* BRIEF
Pick out every line holding the string "JSON" and copy it.

--- Start of PROVIDED DATA ---

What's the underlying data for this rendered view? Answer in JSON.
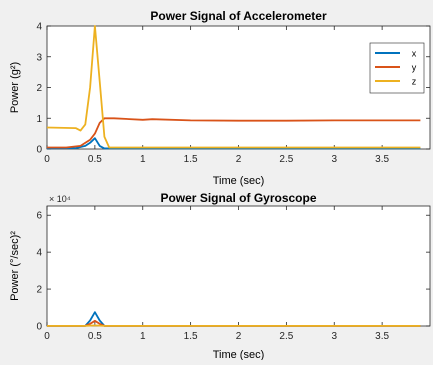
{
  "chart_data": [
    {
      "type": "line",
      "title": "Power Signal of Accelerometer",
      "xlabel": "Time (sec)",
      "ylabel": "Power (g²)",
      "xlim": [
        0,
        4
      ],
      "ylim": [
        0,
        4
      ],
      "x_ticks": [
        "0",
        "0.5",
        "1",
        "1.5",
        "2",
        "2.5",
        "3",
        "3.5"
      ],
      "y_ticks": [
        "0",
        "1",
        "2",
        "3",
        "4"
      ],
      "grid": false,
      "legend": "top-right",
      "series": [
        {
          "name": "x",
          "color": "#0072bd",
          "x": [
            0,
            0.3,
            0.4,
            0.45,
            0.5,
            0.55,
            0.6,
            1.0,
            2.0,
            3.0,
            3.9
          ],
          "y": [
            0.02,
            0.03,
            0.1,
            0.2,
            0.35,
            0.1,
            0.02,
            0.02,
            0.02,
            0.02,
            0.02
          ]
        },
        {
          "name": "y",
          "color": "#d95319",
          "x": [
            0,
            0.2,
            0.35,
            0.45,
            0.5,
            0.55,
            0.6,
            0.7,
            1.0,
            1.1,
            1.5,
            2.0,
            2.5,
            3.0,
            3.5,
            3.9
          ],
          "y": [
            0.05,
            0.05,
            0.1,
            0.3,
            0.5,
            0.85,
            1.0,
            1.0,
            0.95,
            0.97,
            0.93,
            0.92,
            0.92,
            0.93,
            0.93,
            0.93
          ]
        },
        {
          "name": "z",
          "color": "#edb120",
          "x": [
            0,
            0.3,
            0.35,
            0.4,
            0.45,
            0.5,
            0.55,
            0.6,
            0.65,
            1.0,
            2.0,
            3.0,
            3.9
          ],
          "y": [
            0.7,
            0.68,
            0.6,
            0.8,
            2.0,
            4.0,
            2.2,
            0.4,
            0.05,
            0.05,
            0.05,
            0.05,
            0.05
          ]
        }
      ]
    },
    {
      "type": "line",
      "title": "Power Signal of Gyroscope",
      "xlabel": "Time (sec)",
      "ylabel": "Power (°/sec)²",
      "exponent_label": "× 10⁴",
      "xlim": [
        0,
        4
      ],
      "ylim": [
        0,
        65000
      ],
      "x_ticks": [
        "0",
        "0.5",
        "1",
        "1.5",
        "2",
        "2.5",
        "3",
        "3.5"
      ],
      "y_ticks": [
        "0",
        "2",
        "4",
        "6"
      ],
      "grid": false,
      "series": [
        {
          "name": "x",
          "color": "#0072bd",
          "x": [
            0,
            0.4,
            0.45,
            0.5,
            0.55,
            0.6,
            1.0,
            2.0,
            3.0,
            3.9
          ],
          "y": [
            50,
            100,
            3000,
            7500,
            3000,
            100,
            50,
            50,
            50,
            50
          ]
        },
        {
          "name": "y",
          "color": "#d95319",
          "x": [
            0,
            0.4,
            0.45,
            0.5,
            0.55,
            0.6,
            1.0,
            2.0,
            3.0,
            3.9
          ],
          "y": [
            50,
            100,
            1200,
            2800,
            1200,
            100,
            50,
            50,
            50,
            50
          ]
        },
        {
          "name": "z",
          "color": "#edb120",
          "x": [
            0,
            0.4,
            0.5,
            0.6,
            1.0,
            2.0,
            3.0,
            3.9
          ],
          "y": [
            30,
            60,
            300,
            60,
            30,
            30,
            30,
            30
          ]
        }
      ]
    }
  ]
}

--- End of PROVIDED DATA ---
--- Start of PROVIDED DATA ---

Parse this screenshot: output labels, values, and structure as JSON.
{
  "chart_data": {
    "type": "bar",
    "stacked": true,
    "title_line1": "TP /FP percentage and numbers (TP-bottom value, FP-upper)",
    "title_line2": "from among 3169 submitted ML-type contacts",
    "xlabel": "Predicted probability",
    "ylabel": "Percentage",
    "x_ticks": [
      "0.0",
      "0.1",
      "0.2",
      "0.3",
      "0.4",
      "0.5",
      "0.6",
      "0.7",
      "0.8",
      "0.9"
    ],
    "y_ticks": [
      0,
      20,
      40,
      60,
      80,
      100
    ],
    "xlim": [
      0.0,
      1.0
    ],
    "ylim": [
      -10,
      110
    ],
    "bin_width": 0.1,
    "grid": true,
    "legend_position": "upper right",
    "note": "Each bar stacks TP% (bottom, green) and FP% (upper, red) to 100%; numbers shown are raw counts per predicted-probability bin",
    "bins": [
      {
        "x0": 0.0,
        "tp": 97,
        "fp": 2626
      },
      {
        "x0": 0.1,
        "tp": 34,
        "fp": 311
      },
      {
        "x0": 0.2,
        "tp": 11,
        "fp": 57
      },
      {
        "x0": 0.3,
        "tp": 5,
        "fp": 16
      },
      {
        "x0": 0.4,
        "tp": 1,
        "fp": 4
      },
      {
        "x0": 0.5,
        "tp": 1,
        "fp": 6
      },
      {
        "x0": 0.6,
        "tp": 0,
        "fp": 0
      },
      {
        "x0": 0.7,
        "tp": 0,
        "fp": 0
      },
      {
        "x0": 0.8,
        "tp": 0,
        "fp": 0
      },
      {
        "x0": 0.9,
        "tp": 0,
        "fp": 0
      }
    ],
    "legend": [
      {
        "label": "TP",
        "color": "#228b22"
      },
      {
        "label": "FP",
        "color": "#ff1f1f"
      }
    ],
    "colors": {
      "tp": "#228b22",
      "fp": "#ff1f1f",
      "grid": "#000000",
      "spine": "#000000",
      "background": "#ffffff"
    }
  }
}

--- End of PROVIDED DATA ---

* ANSWER FOR THE TASK
What's the underlying data for this rendered view? Answer in JSON.
Parse this screenshot: output labels, values, and structure as JSON.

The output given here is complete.